** start **
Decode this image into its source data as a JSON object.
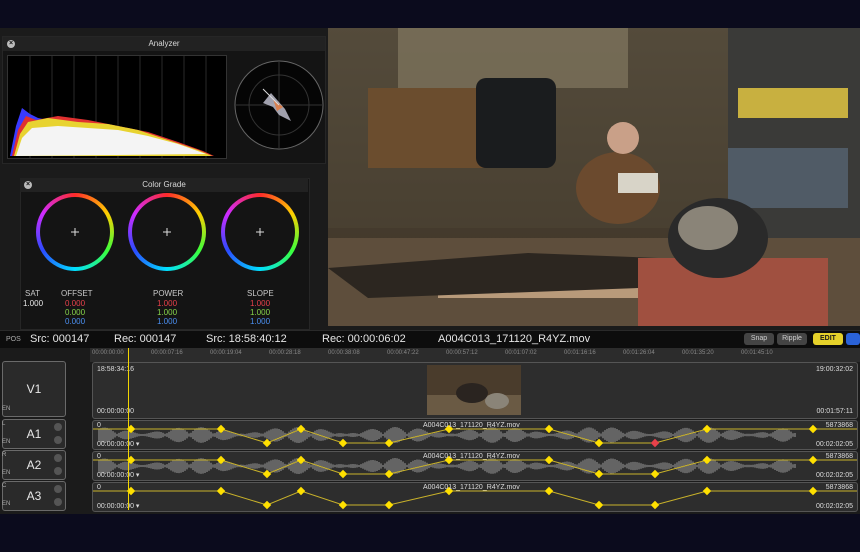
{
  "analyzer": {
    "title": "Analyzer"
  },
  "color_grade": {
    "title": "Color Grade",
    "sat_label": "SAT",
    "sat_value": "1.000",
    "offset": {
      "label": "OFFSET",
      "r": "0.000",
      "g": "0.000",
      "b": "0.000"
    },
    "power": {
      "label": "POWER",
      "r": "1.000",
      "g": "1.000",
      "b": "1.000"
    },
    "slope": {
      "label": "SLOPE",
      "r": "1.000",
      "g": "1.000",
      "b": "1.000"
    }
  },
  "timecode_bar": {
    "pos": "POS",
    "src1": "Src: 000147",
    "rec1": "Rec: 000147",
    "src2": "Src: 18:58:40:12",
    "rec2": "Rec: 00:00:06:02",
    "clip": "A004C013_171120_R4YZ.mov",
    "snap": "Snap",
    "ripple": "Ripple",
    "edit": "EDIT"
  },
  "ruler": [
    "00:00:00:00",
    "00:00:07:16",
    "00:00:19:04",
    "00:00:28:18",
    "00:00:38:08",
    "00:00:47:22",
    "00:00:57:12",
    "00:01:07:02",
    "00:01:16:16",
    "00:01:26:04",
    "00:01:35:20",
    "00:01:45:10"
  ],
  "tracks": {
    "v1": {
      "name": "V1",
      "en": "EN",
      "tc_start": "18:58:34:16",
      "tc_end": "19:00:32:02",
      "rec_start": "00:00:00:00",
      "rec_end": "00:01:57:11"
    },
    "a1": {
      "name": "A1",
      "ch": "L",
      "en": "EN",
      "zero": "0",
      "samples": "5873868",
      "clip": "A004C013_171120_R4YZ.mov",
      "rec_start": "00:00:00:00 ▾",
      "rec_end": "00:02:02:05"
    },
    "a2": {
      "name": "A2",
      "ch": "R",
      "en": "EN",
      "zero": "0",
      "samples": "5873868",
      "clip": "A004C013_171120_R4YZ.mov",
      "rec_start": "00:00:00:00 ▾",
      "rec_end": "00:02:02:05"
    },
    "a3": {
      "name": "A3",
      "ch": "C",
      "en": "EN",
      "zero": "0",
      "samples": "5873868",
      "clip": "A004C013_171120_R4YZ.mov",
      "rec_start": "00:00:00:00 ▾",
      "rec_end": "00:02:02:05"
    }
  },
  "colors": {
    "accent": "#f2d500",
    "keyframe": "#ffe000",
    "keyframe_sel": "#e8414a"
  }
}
** end **
** start **
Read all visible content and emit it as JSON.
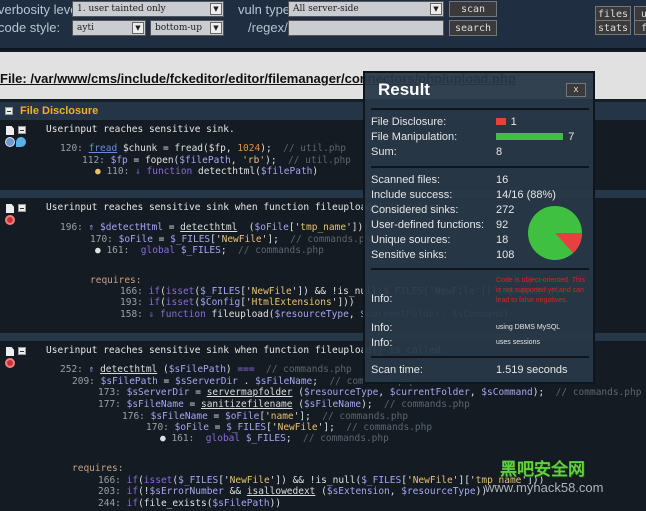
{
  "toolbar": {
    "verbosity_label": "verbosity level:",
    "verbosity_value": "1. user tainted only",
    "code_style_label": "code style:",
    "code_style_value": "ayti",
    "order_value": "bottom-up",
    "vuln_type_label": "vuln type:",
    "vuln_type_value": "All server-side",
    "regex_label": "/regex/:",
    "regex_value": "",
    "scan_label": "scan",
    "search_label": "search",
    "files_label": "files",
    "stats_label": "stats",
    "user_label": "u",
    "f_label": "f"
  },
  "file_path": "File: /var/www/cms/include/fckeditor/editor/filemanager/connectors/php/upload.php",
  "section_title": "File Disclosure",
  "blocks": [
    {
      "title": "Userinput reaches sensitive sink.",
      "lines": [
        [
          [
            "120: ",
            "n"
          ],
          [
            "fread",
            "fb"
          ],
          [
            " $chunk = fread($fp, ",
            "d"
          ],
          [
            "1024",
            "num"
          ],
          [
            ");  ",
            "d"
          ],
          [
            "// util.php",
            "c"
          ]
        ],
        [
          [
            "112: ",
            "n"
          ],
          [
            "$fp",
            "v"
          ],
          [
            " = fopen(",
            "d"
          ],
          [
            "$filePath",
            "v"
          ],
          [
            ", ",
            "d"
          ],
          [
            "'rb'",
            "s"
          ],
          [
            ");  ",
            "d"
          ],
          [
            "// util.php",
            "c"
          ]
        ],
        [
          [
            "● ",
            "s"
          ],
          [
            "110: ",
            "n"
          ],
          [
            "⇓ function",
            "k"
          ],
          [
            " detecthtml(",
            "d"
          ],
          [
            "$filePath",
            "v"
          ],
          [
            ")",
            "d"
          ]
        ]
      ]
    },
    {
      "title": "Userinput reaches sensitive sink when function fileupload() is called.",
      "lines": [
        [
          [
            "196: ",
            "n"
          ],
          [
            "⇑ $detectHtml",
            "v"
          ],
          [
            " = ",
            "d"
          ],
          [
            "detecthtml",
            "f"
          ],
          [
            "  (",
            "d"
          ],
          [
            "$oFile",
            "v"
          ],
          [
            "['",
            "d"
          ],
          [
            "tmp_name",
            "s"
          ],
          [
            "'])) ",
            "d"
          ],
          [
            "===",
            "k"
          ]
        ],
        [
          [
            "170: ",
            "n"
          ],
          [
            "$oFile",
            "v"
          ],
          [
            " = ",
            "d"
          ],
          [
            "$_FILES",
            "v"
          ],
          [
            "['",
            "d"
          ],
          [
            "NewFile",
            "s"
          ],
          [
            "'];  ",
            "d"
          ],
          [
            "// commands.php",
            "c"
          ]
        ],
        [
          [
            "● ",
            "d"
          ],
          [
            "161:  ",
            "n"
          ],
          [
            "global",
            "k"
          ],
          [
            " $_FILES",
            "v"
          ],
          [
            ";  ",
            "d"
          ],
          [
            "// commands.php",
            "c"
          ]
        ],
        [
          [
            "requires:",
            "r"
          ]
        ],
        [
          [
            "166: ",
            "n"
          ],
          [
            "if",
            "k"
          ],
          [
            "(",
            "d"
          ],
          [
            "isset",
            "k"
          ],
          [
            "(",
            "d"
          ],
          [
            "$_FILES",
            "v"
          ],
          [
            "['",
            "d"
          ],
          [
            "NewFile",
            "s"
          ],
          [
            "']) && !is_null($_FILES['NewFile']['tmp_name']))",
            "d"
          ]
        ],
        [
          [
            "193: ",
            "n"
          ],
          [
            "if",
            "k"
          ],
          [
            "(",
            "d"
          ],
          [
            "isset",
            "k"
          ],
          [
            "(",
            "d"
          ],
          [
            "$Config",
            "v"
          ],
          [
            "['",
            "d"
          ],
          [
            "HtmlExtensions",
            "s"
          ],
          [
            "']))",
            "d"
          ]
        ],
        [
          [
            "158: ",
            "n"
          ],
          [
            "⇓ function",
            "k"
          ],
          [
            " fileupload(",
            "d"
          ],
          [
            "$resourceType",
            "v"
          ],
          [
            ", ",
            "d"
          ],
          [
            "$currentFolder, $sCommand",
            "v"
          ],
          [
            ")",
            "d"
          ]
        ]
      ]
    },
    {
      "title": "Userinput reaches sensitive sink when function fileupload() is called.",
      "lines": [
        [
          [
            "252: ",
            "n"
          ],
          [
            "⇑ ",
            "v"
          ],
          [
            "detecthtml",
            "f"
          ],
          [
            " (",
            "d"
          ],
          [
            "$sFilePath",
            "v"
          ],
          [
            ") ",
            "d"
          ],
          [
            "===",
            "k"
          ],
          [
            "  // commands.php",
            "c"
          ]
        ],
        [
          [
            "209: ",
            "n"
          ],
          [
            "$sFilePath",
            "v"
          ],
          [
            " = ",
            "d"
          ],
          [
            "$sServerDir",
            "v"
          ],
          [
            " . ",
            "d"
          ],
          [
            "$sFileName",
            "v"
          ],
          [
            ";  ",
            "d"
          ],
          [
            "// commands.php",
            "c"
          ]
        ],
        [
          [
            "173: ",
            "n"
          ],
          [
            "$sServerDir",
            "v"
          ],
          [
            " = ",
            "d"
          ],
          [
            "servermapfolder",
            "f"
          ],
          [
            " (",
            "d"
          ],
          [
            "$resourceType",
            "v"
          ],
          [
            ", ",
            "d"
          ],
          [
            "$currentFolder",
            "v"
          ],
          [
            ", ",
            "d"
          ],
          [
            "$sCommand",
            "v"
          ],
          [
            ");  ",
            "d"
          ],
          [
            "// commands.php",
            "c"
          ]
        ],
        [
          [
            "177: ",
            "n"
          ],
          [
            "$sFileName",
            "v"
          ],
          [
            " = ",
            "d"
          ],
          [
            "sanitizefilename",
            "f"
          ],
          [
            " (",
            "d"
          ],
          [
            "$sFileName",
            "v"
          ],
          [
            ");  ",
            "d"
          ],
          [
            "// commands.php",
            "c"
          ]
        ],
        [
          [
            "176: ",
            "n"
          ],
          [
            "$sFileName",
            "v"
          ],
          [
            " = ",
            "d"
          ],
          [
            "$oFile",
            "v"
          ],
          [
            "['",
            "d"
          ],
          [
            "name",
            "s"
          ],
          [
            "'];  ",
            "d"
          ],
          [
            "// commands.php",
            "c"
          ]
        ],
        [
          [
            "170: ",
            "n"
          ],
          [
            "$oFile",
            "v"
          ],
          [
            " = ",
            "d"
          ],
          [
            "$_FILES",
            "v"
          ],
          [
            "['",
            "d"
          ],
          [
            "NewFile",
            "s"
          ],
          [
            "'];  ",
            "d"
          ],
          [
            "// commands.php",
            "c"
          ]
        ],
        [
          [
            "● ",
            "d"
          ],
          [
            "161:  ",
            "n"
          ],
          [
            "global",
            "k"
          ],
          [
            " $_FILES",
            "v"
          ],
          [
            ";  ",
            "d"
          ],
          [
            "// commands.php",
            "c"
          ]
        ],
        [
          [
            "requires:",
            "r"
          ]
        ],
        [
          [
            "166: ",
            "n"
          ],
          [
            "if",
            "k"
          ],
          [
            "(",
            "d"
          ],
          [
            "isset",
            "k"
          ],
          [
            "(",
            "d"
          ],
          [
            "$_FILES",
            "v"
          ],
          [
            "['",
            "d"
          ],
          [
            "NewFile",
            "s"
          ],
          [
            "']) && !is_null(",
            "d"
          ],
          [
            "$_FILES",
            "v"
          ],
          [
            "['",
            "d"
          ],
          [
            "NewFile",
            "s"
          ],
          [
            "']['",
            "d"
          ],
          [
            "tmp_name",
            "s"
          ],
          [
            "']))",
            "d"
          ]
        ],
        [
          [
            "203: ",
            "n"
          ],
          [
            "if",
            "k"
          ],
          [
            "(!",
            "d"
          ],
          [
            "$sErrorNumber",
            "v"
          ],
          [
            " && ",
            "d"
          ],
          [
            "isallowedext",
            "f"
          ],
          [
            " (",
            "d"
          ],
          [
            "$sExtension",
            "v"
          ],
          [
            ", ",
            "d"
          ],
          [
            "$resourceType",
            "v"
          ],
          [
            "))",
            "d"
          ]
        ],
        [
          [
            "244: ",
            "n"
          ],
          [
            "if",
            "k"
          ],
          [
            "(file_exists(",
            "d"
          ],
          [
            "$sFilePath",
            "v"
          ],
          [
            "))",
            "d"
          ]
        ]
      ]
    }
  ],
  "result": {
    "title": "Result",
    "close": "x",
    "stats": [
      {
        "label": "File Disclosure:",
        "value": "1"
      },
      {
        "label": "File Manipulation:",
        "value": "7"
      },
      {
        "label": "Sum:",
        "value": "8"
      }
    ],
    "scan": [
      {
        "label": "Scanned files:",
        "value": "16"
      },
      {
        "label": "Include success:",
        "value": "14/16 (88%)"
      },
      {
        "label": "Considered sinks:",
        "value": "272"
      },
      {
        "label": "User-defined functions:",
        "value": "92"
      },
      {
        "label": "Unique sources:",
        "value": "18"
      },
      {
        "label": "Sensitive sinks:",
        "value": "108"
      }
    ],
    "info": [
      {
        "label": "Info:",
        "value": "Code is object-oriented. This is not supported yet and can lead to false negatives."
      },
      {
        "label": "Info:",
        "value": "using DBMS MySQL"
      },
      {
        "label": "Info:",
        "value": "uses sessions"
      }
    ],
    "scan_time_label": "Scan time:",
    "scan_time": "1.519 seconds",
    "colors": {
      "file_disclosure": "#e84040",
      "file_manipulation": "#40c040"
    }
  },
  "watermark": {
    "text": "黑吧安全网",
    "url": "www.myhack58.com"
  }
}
** end **
** start **
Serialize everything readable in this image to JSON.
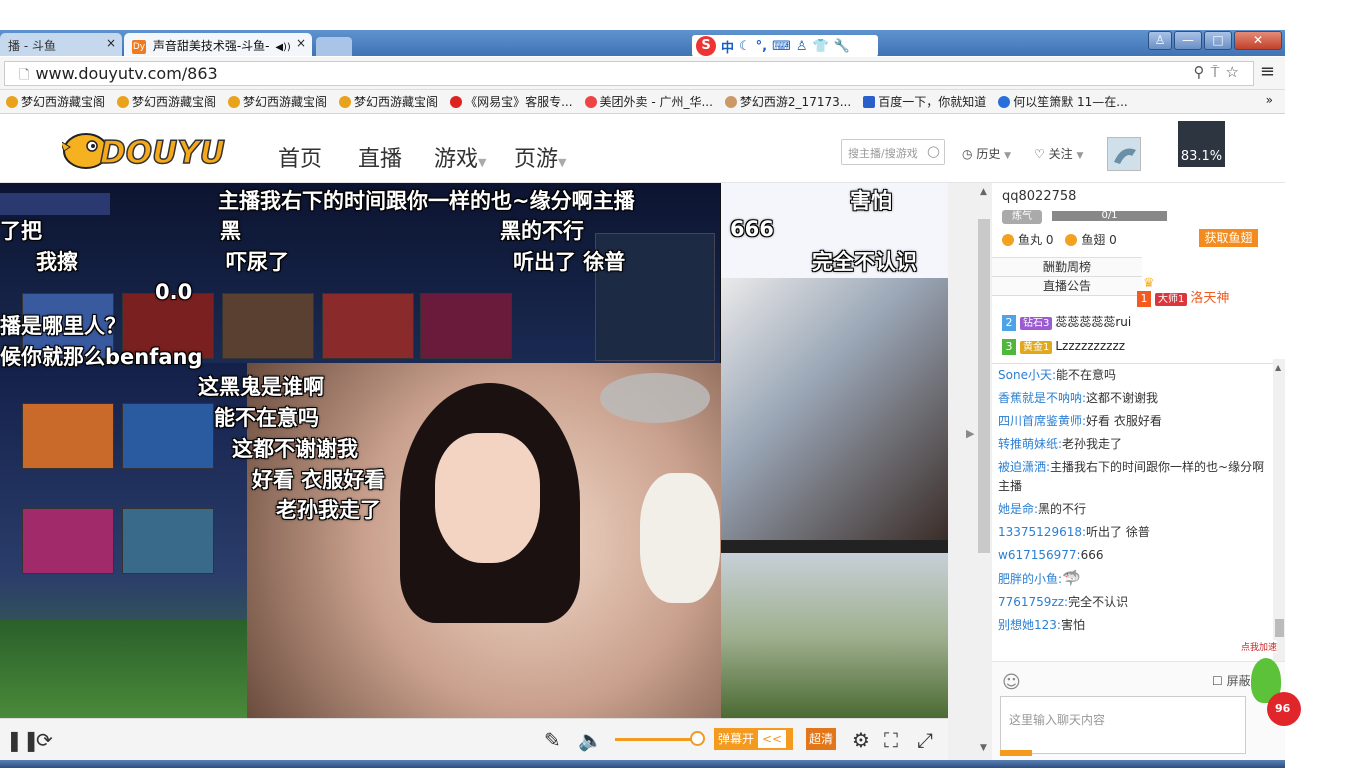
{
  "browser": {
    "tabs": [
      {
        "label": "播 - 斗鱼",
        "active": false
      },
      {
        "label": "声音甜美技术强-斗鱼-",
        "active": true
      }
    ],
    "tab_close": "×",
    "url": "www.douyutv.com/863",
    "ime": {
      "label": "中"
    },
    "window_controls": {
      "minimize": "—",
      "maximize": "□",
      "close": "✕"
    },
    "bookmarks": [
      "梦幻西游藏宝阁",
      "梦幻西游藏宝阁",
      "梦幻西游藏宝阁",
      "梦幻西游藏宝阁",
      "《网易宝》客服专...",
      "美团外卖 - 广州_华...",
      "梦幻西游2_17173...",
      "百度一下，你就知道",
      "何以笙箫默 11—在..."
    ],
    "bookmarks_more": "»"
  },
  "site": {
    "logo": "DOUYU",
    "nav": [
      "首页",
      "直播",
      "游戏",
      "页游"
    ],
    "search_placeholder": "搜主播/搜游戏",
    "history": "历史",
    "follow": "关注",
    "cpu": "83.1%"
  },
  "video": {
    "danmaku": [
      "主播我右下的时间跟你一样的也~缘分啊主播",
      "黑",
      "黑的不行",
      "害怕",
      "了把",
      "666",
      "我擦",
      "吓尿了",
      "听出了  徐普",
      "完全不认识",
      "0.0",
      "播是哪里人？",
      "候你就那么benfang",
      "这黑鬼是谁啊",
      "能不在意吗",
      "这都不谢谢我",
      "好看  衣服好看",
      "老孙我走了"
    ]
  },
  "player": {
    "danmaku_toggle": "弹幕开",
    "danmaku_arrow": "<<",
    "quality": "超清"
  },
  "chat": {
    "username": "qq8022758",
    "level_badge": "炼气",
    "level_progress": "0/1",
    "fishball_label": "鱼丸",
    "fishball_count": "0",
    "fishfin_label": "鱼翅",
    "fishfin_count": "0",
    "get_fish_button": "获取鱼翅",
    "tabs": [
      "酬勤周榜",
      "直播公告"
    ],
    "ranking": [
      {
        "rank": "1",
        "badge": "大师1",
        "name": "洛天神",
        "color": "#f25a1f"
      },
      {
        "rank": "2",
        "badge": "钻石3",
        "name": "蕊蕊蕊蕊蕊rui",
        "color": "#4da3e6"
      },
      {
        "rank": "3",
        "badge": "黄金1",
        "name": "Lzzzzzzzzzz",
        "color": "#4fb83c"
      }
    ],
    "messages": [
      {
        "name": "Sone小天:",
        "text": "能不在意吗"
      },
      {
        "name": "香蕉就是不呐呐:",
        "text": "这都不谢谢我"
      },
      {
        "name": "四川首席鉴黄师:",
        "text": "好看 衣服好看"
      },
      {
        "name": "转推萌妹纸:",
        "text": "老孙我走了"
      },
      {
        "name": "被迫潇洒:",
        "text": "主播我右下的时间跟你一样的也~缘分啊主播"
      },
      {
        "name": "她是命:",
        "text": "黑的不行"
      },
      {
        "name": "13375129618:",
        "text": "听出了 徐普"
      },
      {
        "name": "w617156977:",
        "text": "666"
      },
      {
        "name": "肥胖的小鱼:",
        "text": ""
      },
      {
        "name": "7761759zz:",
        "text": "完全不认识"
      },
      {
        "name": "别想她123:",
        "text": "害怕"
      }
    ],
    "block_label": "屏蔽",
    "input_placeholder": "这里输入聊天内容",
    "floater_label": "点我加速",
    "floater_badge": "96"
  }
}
** end **
**Task:** Pick out each line that holds the string "主播我右下的时间跟你一样的也".

**Complete answer:**
      "主播我右下的时间跟你一样的也~缘分啊主播",
        "text": "主播我右下的时间跟你一样的也~缘分啊主播"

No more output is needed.